For this exercise, copy out each line of the material below that includes "ontwikkeld".

□ □ □

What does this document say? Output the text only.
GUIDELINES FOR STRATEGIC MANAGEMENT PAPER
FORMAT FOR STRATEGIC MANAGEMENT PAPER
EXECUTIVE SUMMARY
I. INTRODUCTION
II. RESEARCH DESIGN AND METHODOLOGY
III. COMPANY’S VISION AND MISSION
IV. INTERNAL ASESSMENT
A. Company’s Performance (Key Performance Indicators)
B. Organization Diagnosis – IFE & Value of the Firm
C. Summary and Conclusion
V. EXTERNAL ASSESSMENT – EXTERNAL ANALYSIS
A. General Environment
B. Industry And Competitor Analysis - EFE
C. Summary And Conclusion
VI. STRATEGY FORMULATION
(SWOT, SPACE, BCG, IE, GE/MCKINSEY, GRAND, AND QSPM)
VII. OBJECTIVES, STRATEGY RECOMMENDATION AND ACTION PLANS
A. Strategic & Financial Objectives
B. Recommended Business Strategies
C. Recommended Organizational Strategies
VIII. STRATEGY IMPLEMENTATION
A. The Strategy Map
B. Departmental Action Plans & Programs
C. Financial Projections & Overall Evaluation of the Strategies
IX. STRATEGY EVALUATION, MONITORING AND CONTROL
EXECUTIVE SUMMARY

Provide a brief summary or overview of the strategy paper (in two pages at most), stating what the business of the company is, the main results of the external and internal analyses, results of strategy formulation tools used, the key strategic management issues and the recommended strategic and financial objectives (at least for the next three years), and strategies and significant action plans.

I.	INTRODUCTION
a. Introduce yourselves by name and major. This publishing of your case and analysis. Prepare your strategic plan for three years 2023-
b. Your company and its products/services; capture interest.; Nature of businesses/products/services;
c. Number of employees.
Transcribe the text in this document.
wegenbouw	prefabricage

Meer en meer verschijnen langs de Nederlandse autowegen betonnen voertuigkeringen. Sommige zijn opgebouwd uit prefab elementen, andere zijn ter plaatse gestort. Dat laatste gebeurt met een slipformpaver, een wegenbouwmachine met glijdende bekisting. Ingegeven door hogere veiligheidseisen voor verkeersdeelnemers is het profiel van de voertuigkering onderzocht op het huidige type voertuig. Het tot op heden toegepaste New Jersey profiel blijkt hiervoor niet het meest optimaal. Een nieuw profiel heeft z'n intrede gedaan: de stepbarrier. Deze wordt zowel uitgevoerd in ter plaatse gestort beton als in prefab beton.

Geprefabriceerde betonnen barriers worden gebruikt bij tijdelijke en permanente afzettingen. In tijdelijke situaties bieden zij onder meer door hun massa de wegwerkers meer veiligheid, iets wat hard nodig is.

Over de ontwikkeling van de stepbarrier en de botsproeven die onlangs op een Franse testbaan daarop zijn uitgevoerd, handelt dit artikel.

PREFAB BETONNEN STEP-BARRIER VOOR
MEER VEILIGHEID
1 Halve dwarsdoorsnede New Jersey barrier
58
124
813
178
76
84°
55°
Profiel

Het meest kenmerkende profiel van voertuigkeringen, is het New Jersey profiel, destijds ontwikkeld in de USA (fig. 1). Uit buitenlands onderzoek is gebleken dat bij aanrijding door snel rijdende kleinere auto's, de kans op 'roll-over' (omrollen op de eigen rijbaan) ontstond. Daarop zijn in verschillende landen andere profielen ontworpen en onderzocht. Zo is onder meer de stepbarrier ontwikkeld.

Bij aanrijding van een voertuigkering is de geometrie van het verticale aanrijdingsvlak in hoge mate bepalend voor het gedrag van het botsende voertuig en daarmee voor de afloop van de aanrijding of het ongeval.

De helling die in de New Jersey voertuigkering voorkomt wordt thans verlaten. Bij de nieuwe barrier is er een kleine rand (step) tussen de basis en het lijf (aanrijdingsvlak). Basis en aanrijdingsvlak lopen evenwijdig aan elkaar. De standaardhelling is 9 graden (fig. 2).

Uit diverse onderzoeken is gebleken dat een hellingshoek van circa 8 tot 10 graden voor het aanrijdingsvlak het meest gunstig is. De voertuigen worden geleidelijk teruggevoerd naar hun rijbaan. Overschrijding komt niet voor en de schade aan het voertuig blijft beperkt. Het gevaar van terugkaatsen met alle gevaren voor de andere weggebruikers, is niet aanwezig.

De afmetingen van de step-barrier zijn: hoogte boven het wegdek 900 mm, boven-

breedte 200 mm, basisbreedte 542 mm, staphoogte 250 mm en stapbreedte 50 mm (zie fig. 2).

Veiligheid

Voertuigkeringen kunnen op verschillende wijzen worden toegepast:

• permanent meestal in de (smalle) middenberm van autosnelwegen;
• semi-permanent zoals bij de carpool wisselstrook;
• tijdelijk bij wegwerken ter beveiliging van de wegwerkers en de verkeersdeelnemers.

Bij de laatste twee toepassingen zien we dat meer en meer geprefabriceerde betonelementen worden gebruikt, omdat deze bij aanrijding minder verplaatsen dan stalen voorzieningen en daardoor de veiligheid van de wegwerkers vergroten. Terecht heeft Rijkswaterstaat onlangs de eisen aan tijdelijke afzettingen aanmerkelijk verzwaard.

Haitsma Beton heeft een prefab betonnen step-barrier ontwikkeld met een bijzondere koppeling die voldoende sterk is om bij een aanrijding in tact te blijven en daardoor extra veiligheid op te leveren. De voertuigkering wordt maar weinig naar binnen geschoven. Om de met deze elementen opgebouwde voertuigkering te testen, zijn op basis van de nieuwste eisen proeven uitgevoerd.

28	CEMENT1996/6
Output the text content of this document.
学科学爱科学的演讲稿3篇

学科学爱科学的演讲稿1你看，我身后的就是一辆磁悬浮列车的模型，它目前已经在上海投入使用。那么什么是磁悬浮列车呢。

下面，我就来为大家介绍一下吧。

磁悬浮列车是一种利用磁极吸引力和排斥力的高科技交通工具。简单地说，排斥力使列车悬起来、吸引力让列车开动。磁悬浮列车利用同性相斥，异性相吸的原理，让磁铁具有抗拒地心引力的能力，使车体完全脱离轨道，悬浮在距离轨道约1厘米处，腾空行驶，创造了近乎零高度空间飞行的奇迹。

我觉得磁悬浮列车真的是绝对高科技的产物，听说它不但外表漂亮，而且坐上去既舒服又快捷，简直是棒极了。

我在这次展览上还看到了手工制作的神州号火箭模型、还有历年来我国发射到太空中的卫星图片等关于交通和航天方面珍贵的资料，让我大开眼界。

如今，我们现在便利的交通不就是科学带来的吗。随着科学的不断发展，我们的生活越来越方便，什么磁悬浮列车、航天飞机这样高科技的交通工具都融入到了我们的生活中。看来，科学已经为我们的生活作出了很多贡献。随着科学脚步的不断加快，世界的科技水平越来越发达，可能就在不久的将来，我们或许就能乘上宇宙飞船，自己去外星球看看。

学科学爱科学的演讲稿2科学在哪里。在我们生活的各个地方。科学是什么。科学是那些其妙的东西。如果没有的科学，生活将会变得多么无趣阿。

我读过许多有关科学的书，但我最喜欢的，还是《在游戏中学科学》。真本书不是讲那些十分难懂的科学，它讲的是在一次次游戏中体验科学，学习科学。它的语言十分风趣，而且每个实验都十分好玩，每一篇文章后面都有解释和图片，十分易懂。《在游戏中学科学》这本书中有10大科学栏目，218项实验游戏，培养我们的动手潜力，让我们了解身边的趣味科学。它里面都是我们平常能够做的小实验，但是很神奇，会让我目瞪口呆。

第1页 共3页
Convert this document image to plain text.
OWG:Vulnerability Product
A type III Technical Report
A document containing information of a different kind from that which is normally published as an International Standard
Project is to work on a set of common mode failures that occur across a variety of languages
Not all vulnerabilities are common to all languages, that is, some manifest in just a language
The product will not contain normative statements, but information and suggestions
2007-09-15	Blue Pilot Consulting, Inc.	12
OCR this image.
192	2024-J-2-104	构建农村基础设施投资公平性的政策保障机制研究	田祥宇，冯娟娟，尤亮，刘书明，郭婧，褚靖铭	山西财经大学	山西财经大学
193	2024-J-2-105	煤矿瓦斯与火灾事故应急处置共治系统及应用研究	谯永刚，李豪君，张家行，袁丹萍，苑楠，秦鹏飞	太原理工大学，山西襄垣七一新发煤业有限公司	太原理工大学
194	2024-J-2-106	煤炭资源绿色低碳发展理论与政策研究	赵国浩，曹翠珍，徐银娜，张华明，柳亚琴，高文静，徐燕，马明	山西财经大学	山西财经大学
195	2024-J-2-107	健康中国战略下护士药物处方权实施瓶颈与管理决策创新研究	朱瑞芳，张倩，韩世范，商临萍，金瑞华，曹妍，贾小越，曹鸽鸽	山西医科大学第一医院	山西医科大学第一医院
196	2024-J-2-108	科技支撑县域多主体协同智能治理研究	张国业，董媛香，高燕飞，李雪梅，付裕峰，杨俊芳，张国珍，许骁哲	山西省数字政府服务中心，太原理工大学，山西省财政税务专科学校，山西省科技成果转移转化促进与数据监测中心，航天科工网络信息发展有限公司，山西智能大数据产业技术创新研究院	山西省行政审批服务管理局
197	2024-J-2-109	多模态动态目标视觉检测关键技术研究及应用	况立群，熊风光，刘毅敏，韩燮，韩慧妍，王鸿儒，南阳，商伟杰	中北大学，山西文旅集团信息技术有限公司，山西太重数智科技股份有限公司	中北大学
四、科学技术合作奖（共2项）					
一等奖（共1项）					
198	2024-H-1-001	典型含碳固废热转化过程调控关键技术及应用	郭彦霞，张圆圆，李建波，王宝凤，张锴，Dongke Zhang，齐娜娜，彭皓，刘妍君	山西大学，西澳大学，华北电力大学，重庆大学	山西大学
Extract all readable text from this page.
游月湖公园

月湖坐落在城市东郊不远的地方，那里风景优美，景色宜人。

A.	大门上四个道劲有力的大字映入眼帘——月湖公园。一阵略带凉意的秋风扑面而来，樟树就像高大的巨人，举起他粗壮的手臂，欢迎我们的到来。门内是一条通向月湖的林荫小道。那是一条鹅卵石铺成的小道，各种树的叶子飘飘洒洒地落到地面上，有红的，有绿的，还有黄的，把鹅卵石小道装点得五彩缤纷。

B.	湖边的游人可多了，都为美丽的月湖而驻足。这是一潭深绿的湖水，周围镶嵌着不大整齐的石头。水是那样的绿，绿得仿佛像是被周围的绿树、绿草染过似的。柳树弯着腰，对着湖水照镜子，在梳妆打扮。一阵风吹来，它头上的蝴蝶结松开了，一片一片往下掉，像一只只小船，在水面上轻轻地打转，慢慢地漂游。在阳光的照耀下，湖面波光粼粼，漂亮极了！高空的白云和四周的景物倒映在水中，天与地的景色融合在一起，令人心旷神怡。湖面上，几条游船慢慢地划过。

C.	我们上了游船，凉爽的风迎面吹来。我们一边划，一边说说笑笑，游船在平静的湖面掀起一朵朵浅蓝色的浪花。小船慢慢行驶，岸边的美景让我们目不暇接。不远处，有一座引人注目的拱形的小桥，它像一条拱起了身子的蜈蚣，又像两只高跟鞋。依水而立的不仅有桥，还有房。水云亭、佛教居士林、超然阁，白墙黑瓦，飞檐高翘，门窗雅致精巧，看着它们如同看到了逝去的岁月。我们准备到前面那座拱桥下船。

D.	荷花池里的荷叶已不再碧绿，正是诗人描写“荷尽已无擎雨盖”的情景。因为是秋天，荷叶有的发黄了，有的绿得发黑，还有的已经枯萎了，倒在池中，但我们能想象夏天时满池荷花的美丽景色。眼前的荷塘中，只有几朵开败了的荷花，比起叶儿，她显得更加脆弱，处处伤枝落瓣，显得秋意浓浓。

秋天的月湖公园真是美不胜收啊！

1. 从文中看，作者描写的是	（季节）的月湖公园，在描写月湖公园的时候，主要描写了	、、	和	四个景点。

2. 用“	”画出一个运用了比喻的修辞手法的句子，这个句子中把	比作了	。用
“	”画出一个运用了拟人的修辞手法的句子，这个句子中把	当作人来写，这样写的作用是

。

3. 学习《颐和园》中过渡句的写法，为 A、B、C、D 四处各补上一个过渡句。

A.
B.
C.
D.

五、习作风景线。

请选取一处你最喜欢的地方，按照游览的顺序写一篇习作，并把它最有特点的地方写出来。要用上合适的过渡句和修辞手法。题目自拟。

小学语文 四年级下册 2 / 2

□ □ □

● **Exercise answer**:
Het meest kenmerkende profiel van voertuigkeringen, is het New Jersey profiel, destijds ontwikkeld in de USA (fig. 1). Uit buitenlands onderzoek is gebleken dat bij aanrijding door snel rijdende kleinere auto's, de kans op 'roll-over' (omrollen op de eigen rijbaan) ontstond. Daarop zijn in verschillende landen andere profielen ontworpen en onderzocht. Zo is onder meer de stepbarrier ontwikkeld.
Haitsma Beton heeft een prefab betonnen step-barrier ontwikkeld met een bijzondere koppeling die voldoende sterk is om bij een aanrijding in tact te blijven en daardoor extra veiligheid op te leveren. De voertuigkering wordt maar weinig naar binnen geschoven. Om de met deze elementen opgebouwde voertuigkering te testen, zijn op basis van de nieuwste eisen proeven uitgevoerd.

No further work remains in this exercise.